(Data listing)
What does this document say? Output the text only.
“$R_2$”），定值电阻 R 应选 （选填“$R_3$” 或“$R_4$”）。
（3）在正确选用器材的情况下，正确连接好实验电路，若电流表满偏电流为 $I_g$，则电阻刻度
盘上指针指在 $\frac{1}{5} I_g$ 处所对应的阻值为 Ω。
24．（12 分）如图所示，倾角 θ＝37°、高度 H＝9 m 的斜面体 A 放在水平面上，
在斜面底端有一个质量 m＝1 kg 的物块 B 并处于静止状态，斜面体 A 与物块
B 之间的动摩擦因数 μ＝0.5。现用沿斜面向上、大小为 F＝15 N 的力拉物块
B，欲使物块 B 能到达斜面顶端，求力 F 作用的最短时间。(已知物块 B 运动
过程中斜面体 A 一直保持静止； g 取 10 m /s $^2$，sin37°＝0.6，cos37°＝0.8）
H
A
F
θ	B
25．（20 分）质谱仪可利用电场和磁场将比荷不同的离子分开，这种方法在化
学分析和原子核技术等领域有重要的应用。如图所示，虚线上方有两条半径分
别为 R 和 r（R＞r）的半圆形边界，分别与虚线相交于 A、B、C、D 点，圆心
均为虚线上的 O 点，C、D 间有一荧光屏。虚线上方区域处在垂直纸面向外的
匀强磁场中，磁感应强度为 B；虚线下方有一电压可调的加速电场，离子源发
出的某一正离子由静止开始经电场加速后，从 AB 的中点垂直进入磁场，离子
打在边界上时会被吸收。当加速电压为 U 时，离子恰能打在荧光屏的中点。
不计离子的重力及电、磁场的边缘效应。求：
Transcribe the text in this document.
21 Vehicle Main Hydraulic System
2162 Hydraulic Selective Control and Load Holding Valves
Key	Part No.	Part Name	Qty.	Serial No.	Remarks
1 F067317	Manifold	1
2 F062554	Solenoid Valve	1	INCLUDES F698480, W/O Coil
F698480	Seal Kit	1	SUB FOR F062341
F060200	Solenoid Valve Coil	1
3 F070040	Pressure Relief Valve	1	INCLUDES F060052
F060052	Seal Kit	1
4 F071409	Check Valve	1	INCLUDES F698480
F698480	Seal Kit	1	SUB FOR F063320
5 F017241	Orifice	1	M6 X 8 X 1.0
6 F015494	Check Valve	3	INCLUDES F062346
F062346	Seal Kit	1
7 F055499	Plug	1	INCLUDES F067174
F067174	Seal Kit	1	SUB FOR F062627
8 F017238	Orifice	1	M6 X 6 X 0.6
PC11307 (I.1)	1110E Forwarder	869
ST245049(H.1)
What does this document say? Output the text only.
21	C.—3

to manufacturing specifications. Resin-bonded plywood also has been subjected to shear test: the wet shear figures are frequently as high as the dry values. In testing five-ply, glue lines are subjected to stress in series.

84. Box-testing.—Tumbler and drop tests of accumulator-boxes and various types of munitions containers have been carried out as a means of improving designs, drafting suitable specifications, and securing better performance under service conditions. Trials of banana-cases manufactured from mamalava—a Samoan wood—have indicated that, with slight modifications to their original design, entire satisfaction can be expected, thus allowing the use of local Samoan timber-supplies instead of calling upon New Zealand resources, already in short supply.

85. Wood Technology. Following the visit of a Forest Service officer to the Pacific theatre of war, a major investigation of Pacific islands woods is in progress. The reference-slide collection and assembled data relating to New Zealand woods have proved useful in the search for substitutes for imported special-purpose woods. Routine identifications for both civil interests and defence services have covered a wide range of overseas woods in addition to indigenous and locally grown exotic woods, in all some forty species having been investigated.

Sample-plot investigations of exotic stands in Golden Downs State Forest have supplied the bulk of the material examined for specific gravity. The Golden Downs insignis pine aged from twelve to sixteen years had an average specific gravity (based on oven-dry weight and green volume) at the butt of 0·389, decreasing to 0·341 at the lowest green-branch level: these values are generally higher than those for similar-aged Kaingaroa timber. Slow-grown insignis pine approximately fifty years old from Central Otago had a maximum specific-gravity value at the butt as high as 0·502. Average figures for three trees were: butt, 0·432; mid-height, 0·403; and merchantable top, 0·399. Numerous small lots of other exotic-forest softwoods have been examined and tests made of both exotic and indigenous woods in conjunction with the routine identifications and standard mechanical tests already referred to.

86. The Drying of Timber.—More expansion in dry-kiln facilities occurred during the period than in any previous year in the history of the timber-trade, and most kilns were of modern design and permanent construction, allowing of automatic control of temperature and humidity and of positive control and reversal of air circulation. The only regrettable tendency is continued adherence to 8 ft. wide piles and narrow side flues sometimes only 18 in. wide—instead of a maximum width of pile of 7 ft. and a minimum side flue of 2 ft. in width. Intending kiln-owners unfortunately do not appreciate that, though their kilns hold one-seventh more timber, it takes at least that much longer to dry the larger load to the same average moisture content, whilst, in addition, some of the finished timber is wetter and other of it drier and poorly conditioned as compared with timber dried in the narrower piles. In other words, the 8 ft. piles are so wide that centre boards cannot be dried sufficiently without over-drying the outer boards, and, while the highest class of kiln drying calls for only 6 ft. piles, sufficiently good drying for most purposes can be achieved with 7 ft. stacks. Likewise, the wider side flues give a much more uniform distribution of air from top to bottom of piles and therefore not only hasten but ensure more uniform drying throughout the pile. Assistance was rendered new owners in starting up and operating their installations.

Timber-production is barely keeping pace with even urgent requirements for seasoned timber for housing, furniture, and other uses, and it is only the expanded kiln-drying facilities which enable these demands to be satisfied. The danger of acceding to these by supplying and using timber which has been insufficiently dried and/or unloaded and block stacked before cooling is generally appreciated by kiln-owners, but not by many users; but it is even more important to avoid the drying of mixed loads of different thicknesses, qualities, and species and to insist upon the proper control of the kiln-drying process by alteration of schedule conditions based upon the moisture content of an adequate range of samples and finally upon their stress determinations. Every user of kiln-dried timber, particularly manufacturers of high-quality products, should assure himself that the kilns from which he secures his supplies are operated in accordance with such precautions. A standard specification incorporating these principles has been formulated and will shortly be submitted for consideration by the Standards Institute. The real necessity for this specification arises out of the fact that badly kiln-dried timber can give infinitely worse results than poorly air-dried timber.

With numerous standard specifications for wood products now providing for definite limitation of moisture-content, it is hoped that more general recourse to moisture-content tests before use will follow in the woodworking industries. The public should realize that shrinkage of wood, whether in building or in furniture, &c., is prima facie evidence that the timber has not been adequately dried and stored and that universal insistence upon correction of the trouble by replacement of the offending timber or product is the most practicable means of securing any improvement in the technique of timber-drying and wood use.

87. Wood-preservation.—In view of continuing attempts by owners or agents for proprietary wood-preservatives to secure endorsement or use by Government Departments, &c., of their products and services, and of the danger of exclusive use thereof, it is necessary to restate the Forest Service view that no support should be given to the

> Instructions to follow: Every record above needs to be repeated word for word.

> Worked solution:
What does this document say? Output the text only.
“$R_2$”），定值电阻 R 应选 （选填“$R_3$” 或“$R_4$”）。
（3）在正确选用器材的情况下，正确连接好实验电路，若电流表满偏电流为 $I_g$，则电阻刻度
盘上指针指在 $\frac{1}{5} I_g$ 处所对应的阻值为 Ω。
24．（12 分）如图所示，倾角 θ＝37°、高度 H＝9 m 的斜面体 A 放在水平面上，
在斜面底端有一个质量 m＝1 kg 的物块 B 并处于静止状态，斜面体 A 与物块
B 之间的动摩擦因数 μ＝0.5。现用沿斜面向上、大小为 F＝15 N 的力拉物块
B，欲使物块 B 能到达斜面顶端，求力 F 作用的最短时间。(已知物块 B 运动
过程中斜面体 A 一直保持静止； g 取 10 m /s $^2$，sin37°＝0.6，cos37°＝0.8）
H
A
F
θ	B
25．（20 分）质谱仪可利用电场和磁场将比荷不同的离子分开，这种方法在化
学分析和原子核技术等领域有重要的应用。如图所示，虚线上方有两条半径分
别为 R 和 r（R＞r）的半圆形边界，分别与虚线相交于 A、B、C、D 点，圆心
均为虚线上的 O 点，C、D 间有一荧光屏。虚线上方区域处在垂直纸面向外的
匀强磁场中，磁感应强度为 B；虚线下方有一电压可调的加速电场，离子源发
出的某一正离子由静止开始经电场加速后，从 AB 的中点垂直进入磁场，离子
打在边界上时会被吸收。当加速电压为 U 时，离子恰能打在荧光屏的中点。
不计离子的重力及电、磁场的边缘效应。求：
Transcribe the text in this document.
21 Vehicle Main Hydraulic System
2162 Hydraulic Selective Control and Load Holding Valves
Key	Part No.	Part Name	Qty.	Serial No.	Remarks
1 F067317	Manifold	1
2 F062554	Solenoid Valve	1	INCLUDES F698480, W/O Coil
F698480	Seal Kit	1	SUB FOR F062341
F060200	Solenoid Valve Coil	1
3 F070040	Pressure Relief Valve	1	INCLUDES F060052
F060052	Seal Kit	1
4 F071409	Check Valve	1	INCLUDES F698480
F698480	Seal Kit	1	SUB FOR F063320
5 F017241	Orifice	1	M6 X 8 X 1.0
6 F015494	Check Valve	3	INCLUDES F062346
F062346	Seal Kit	1
7 F055499	Plug	1	INCLUDES F067174
F067174	Seal Kit	1	SUB FOR F062627
8 F017238	Orifice	1	M6 X 6 X 0.6
PC11307 (I.1)	1110E Forwarder	869
ST245049(H.1)
What does this document say? Output the text only.
21	C.—3

to manufacturing specifications. Resin-bonded plywood also has been subjected to shear test: the wet shear figures are frequently as high as the dry values. In testing five-ply, glue lines are subjected to stress in series.

84. Box-testing.—Tumbler and drop tests of accumulator-boxes and various types of munitions containers have been carried out as a means of improving designs, drafting suitable specifications, and securing better performance under service conditions. Trials of banana-cases manufactured from mamalava—a Samoan wood—have indicated that, with slight modifications to their original design, entire satisfaction can be expected, thus allowing the use of local Samoan timber-supplies instead of calling upon New Zealand resources, already in short supply.

85. Wood Technology. Following the visit of a Forest Service officer to the Pacific theatre of war, a major investigation of Pacific islands woods is in progress. The reference-slide collection and assembled data relating to New Zealand woods have proved useful in the search for substitutes for imported special-purpose woods. Routine identifications for both civil interests and defence services have covered a wide range of overseas woods in addition to indigenous and locally grown exotic woods, in all some forty species having been investigated.

Sample-plot investigations of exotic stands in Golden Downs State Forest have supplied the bulk of the material examined for specific gravity. The Golden Downs insignis pine aged from twelve to sixteen years had an average specific gravity (based on oven-dry weight and green volume) at the butt of 0·389, decreasing to 0·341 at the lowest green-branch level: these values are generally higher than those for similar-aged Kaingaroa timber. Slow-grown insignis pine approximately fifty years old from Central Otago had a maximum specific-gravity value at the butt as high as 0·502. Average figures for three trees were: butt, 0·432; mid-height, 0·403; and merchantable top, 0·399. Numerous small lots of other exotic-forest softwoods have been examined and tests made of both exotic and indigenous woods in conjunction with the routine identifications and standard mechanical tests already referred to.

86. The Drying of Timber.—More expansion in dry-kiln facilities occurred during the period than in any previous year in the history of the timber-trade, and most kilns were of modern design and permanent construction, allowing of automatic control of temperature and humidity and of positive control and reversal of air circulation. The only regrettable tendency is continued adherence to 8 ft. wide piles and narrow side flues sometimes only 18 in. wide—instead of a maximum width of pile of 7 ft. and a minimum side flue of 2 ft. in width. Intending kiln-owners unfortunately do not appreciate that, though their kilns hold one-seventh more timber, it takes at least that much longer to dry the larger load to the same average moisture content, whilst, in addition, some of the finished timber is wetter and other of it drier and poorly conditioned as compared with timber dried in the narrower piles. In other words, the 8 ft. piles are so wide that centre boards cannot be dried sufficiently without over-drying the outer boards, and, while the highest class of kiln drying calls for only 6 ft. piles, sufficiently good drying for most purposes can be achieved with 7 ft. stacks. Likewise, the wider side flues give a much more uniform distribution of air from top to bottom of piles and therefore not only hasten but ensure more uniform drying throughout the pile. Assistance was rendered new owners in starting up and operating their installations.

Timber-production is barely keeping pace with even urgent requirements for seasoned timber for housing, furniture, and other uses, and it is only the expanded kiln-drying facilities which enable these demands to be satisfied. The danger of acceding to these by supplying and using timber which has been insufficiently dried and/or unloaded and block stacked before cooling is generally appreciated by kiln-owners, but not by many users; but it is even more important to avoid the drying of mixed loads of different thicknesses, qualities, and species and to insist upon the proper control of the kiln-drying process by alteration of schedule conditions based upon the moisture content of an adequate range of samples and finally upon their stress determinations. Every user of kiln-dried timber, particularly manufacturers of high-quality products, should assure himself that the kilns from which he secures his supplies are operated in accordance with such precautions. A standard specification incorporating these principles has been formulated and will shortly be submitted for consideration by the Standards Institute. The real necessity for this specification arises out of the fact that badly kiln-dried timber can give infinitely worse results than poorly air-dried timber.

With numerous standard specifications for wood products now providing for definite limitation of moisture-content, it is hoped that more general recourse to moisture-content tests before use will follow in the woodworking industries. The public should realize that shrinkage of wood, whether in building or in furniture, &c., is prima facie evidence that the timber has not been adequately dried and stored and that universal insistence upon correction of the trouble by replacement of the offending timber or product is the most practicable means of securing any improvement in the technique of timber-drying and wood use.

87. Wood-preservation.—In view of continuing attempts by owners or agents for proprietary wood-preservatives to secure endorsement or use by Government Departments, &c., of their products and services, and of the danger of exclusive use thereof, it is necessary to restate the Forest Service view that no support should be given to the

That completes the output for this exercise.